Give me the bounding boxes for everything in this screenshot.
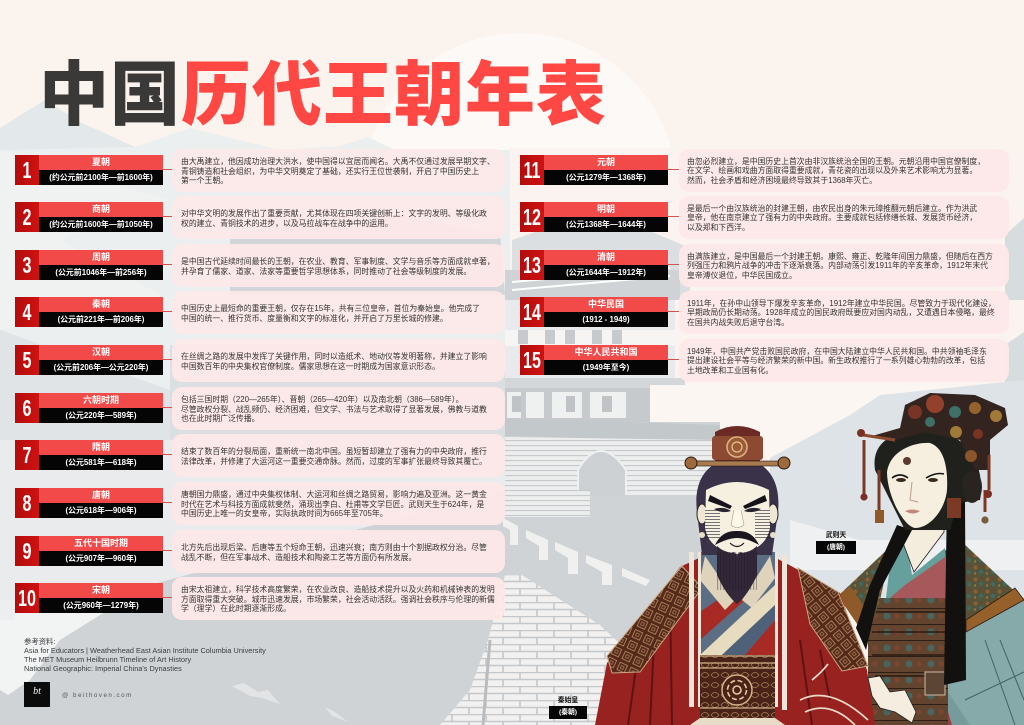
panel: Republic of China [520, 291, 1009, 334]
panel: dynasty 2 Shang: 对中华文明的发展作出了重要贡献，尤其体现在四项关键创新上：文字的发明、等级化政 [181, 209, 487, 218]
references text block [24, 637, 266, 673]
pagoda building behind cards [170, 210, 505, 440]
chest with crossed collar [700, 552, 775, 657]
panel: dynasty 4 Qin: 中国历史上最短命的重要王朝，仅存在15年，共有三位皇帝，首位为秦始皇。他完成了 [181, 304, 480, 313]
panel: dynasty 6 Six Dynasties [15, 387, 505, 430]
shoulder brocades [607, 566, 702, 673]
panel: dynasty 1 Xia [15, 149, 505, 192]
figure: clasped hands [868, 676, 916, 723]
caption: Qin Shi Huang: 秦始皇 [558, 697, 578, 704]
panel: dynasty 6 Six Dynasties: 六朝时期 [83, 395, 119, 405]
panel: dynasty 11 Yuan: (公元1279年—1368年) [566, 173, 646, 182]
panel: dynasty 5 Han [15, 339, 505, 382]
moustache and beard [715, 531, 759, 545]
panel: dynasty 1 Xia: 第一个王朝。 [181, 176, 228, 185]
panel: dynasty 12 Ming: 明朝 [597, 204, 615, 214]
panel: dynasty 11 Yuan [520, 149, 1009, 192]
website link: @ beithoven.com [62, 692, 133, 699]
panel: People's Republic of China [520, 339, 1009, 382]
caption: Wu Zetian: (唐朝) [827, 544, 845, 551]
panel: dynasty 9 Five Dynasties: 战乱不断，但在军事战术、造船技术和陶瓷工艺等方面仍有所发展。 [181, 552, 416, 562]
panel: dynasty 5 Han: 5 [23, 347, 31, 373]
figure: Wu Zetian [838, 393, 1024, 725]
panel: dynasty 8 Tang: (公元618年—906年) [65, 506, 137, 515]
ears [697, 504, 707, 524]
mountains left [0, 100, 512, 600]
panel: dynasty 7 Sui: (公元581年—618年) [65, 458, 137, 467]
long hair strands [856, 525, 912, 650]
vertical white stripes [689, 552, 787, 710]
building above wall [505, 378, 685, 422]
face [887, 443, 947, 528]
caption: Qin Shi Huang: (秦朝) [559, 709, 577, 716]
panel: dynasty 4 Qin: (公元前221年—前206年) [58, 315, 144, 324]
panel: dynasty 7 Sui: 7 [23, 442, 31, 468]
panel: Republic of China: 在国共内战失败后退守台湾。 [687, 318, 789, 327]
sleeve folds [800, 664, 868, 725]
panel: dynasty 8 Tang: 中国历史上唯一的女皇帝，实际执政时间为665年至705年。 [181, 509, 388, 518]
panel: dynasty 3 Zhou: 3 [23, 252, 31, 278]
panel: dynasty 13 Qing: 清朝 [597, 252, 615, 262]
panel: dynasty 6 Six Dynasties: 尽管政权分裂、战乱频仍、经济困难，但文学、书法与艺术取得了显著发展，佛教与道教 [181, 405, 487, 414]
panel: dynasty 11 Yuan: 由忽必烈建立，是中国历史上首次由非汉族统治全国的王朝。元朝沿用中国官僚制度， [687, 157, 985, 166]
panel: Republic of China: 1911年，在孙中山领导下爆发辛亥革命，1912年建立中华民国。尽管致力于现代化建设， [687, 299, 996, 308]
panel: dynasty 11 Yuan: 11 [523, 157, 541, 183]
caption: Qin Shi Huang [549, 696, 587, 719]
belt panel [700, 655, 775, 722]
icon: logo: bt [33, 686, 41, 697]
panel: People's Republic of China: 1949年，中国共产党击败国民政府，在中国大陆建立中华人民共和国。中共领袖毛泽东 [687, 347, 987, 356]
panel: Republic of China: (1912 - 1949) [582, 315, 630, 324]
hair [875, 431, 981, 530]
title: 中国历代王朝年表 [39, 39, 607, 140]
panel: dynasty 12 Ming: 以及郑和下西洋。 [687, 223, 750, 232]
references text block: The MET Museum Heilbrunn Timeline of Art History [24, 655, 191, 664]
panel: Republic of China: 中华民国 [588, 299, 624, 309]
panel: dynasty 4 Qin: 秦朝 [92, 299, 110, 309]
panel: dynasty 12 Ming [520, 196, 1009, 239]
panel: dynasty 13 Qing: 由满族建立，是中国最后一个封建王朝。康熙、雍正、乾隆年间国力鼎盛，但随后在西方 [687, 252, 993, 261]
hair [696, 458, 778, 555]
panel: dynasty 12 Ming: 是最后一个由汉族统治的封建王朝，由农民出身的朱元璋推翻元朝后建立。作为洪武 [687, 204, 977, 213]
panel: dynasty 7 Sui: 隋朝 [92, 442, 110, 452]
sun disc [363, 33, 677, 347]
panel: dynasty 1 Xia: 由大禹建立，他因成功治理大洪水，使中国得以宜居而闻名。大禹不仅通过发展早期文字、 [181, 157, 495, 166]
caption: Wu Zetian [816, 531, 856, 554]
panel: dynasty 13 Qing: 13 [523, 252, 541, 278]
tassels [863, 435, 895, 440]
panel: dynasty 9 Five Dynasties: 五代十国时期 [74, 538, 128, 548]
panel: dynasty 8 Tang: 8 [23, 490, 31, 516]
face [705, 482, 770, 554]
right upper backdrop [505, 148, 1024, 400]
panel: dynasty 6 Six Dynasties: (公元220年—589年) [65, 411, 137, 420]
panel: dynasty 8 Tang [15, 482, 505, 525]
panel: People's Republic of China: 中华人民共和国 [574, 347, 638, 357]
panel: dynasty 5 Han: (公元前206年—公元220年) [54, 363, 148, 372]
panel: dynasty 1 Xia: 1 [23, 157, 31, 183]
icon: logo [24, 682, 50, 707]
panel: dynasty 3 Zhou: 周朝 [92, 252, 110, 262]
panel: dynasty 7 Sui: 结束了数百年的分裂局面，重新统一南北中国。虽短暂却建立了强有力的中央政府，推行 [181, 447, 487, 456]
panel: dynasty 7 Sui: 法律改革，并修建了大运河这一重要交通命脉。然而，过度的军事扩张最终导致其覆亡。 [181, 456, 487, 466]
great wall [0, 418, 720, 725]
crown [872, 393, 1008, 470]
panel: dynasty 6 Six Dynasties: 包括三国时期（220—265年）、晋朝（265—420年）以及南北朝（386—589年）。 [181, 395, 463, 404]
panel: dynasty 1 Xia: (约公元前2100年—前1600年) [49, 173, 153, 182]
panel: dynasty 2 Shang: 商朝 [92, 204, 110, 214]
bodice [868, 598, 948, 725]
panel: dynasty 3 Zhou [15, 244, 505, 287]
panel: dynasty 7 Sui [15, 434, 505, 477]
panel: dynasty 4 Qin: 4 [23, 299, 31, 325]
panel: dynasty 10 Song: 宋朝 [92, 585, 110, 595]
panel: dynasty 2 Shang: 2 [23, 204, 31, 230]
panel: dynasty 9 Five Dynasties: (公元907年—960年) [65, 554, 137, 563]
panel: dynasty 9 Five Dynasties [15, 530, 505, 573]
panel: dynasty 10 Song: 方面取得重大突破。城市迅速发展，市场繁荣，社会活动活跃。强调社会秩序与伦理的新儒 [181, 595, 495, 604]
panel: dynasty 1 Xia: 夏朝 [92, 157, 110, 167]
panel: dynasty 8 Tang: 唐朝 [92, 490, 110, 500]
references text block: National Geographic: Imperial China's Dynasties [24, 664, 182, 673]
panel: dynasty 3 Zhou: 是中国古代延续时间最长的王朝，在农业、教育、军事制度、文学与音乐等方面成就卓著， [181, 257, 495, 266]
panel: dynasty 3 Zhou: (公元前1046年—前256年) [55, 268, 147, 277]
panel: dynasty 10 Song: 学（理学）在此时期逐渐形成。 [181, 604, 291, 613]
panel: dynasty 2 Shang: (约公元前1600年—前1050年) [49, 220, 153, 229]
panel: dynasty 10 Song: 由宋太祖建立，科学技术高度繁荣，在农业改良、造船技术提升以及火药和机械钟表的发明 [181, 585, 495, 594]
panel: dynasty 8 Tang: 唐朝国力鼎盛，通过中央集权体制、大运河和丝绸之路贸易，影响力遍及亚洲。这一黄金 [181, 490, 487, 499]
right backdrop behind figures [650, 380, 1024, 600]
panel: dynasty 2 Shang [15, 196, 505, 239]
panel: People's Republic of China: (1949年至今) [583, 363, 629, 372]
panel: dynasty 11 Yuan: 在文学、绘画和戏曲方面取得重要成就，青花瓷的出现以及外来艺术影响尤为显著。 [687, 166, 977, 175]
panel: Republic of China: 14 [523, 299, 541, 325]
panel: dynasty 5 Han: 在丝绸之路的发展中发挥了关键作用，同时以造纸术、地动仪等发明著称，并建立了影响 [181, 352, 487, 361]
panel: dynasty 5 Han: 中国数百年的中央集权官僚制度。儒家思想在这一时期成为国家意识形态。 [181, 362, 440, 370]
panel: People's Republic of China: 土地改革和工业国有化。 [687, 366, 773, 375]
panel: dynasty 10 Song: 10 [18, 585, 36, 611]
panel: dynasty 9 Five Dynasties: 9 [23, 538, 31, 564]
panel: dynasty 2 Shang: 权的建立、青铜技术的进步，以及马拉战车在战争中的运用。 [181, 218, 393, 228]
panel: dynasty 6 Six Dynasties: 6 [23, 395, 31, 421]
panel: dynasty 8 Tang: 时代在艺术与科技方面成就斐然，涌现出李白、杜甫等文学巨匠。武则天生于624年，是 [181, 500, 484, 509]
collar [886, 532, 948, 598]
panel: dynasty 13 Qing: (公元1644年—1912年) [566, 268, 646, 277]
panel: dynasty 9 Five Dynasties: 北方先后出现后梁、后唐等五个短命王朝，迅速兴衰；南方则由十个割据政权分治。尽管 [181, 543, 487, 552]
hat [715, 426, 760, 462]
panel: dynasty 5 Han: 汉朝 [92, 347, 110, 357]
references text block: 参考资料: [24, 637, 55, 646]
panel: dynasty 13 Qing [520, 244, 1009, 287]
shawl [838, 545, 892, 630]
panel: dynasty 12 Ming: 12 [523, 204, 541, 230]
panel: dynasty 6 Six Dynasties: 也在此时期广泛传播。 [181, 414, 259, 423]
panel: Republic of China: 早期政局仍长期动荡。1928年成立的国民政府既要应对国内动乱，又遭遇日本侵略，最终 [687, 308, 995, 317]
caption: Wu Zetian: 武则天 [826, 532, 846, 539]
panel: dynasty 10 Song: (公元960年—1279年) [63, 601, 139, 610]
back hair and sleeve [905, 598, 1024, 725]
panel: dynasty 12 Ming: 皇帝，他在南京建立了强有力的中央政府。主要成就包括修缮长城、发展货币经济， [687, 213, 977, 222]
panel: dynasty 4 Qin: 中国的统一、推行货币、度量衡和文字的标准化，并开启了万里长城的修建。 [181, 314, 448, 322]
panel: dynasty 11 Yuan: 元朝 [597, 157, 615, 167]
lower left pale streaks [0, 612, 348, 722]
panel: People's Republic of China: 提出建设社会平等与经济繁荣的新中国。新生政权推行了一系列雄心勃勃的改革，包括 [687, 356, 985, 365]
panel: People's Republic of China: 15 [523, 347, 541, 373]
panel: dynasty 4 Qin [15, 291, 505, 334]
panel: dynasty 1 Xia: 青铜铸造和社会组织，为中华文明奠定了基础，还实行王位世袭制，开启了中国历史上 [181, 167, 479, 176]
panel: dynasty 12 Ming: (公元1368年—1644年) [566, 220, 646, 229]
panel: dynasty 13 Qing: 列强压力和鸦片战争的冲击下逐渐衰落。内部动荡引发1911年的辛亥革命，1912年末代 [687, 261, 988, 270]
panel: dynasty 13 Qing: 皇帝溥仪退位，中华民国成立。 [687, 271, 797, 280]
figure: Qin Shi Huang [595, 426, 875, 725]
panel: dynasty 11 Yuan: 然而，社会矛盾和经济困境最终导致其于1368年灭亡。 [687, 176, 877, 185]
panel: dynasty 3 Zhou: 并孕育了儒家、道家、法家等重要哲学思想体系，同时推动了社会等级制度的发展。 [181, 266, 471, 276]
references text block: Asia for Educators | Weatherhead East Asian Institute Columbia University [24, 646, 266, 655]
panel: dynasty 10 Song [15, 577, 505, 620]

### AIM OF THE EXERCISE:
Copy out the lines from the one containing "panel: Republic of China [520, 291, 1009, 334]" through the one containing "figure: clasped hands [868, 676, 916, 723]", both included, with no changes.

### ANSWER BELOW:
panel: Republic of China [520, 291, 1009, 334]
panel: dynasty 2 Shang: 对中华文明的发展作出了重要贡献，尤其体现在四项关键创新上：文字的发明、等级化政 [181, 209, 487, 218]
references text block [24, 637, 266, 673]
pagoda building behind cards [170, 210, 505, 440]
chest with crossed collar [700, 552, 775, 657]
panel: dynasty 4 Qin: 中国历史上最短命的重要王朝，仅存在15年，共有三位皇帝，首位为秦始皇。他完成了 [181, 304, 480, 313]
panel: dynasty 6 Six Dynasties [15, 387, 505, 430]
shoulder brocades [607, 566, 702, 673]
panel: dynasty 1 Xia [15, 149, 505, 192]
figure: clasped hands [868, 676, 916, 723]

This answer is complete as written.